== Available records ==
########

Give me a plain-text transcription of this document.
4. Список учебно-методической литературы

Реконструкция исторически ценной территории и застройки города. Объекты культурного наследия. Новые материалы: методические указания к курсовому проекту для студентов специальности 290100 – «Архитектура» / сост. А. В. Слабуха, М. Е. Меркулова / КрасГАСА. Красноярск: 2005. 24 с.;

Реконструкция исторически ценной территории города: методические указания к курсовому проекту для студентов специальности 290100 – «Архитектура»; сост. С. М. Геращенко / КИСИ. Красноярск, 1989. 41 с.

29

########

== Given task ==
Recite the full listing above exactly.

== Result for this task ==
Give me a plain-text transcription of this document.
4. Список учебно-методической литературы

Реконструкция исторически ценной территории и застройки города. Объекты культурного наследия. Новые материалы: методические указания к курсовому проекту для студентов специальности 290100 – «Архитектура» / сост. А. В. Слабуха, М. Е. Меркулова / КрасГАСА. Красноярск: 2005. 24 с.;

Реконструкция исторически ценной территории города: методические указания к курсовому проекту для студентов специальности 290100 – «Архитектура»; сост. С. М. Геращенко / КИСИ. Красноярск, 1989. 41 с.

29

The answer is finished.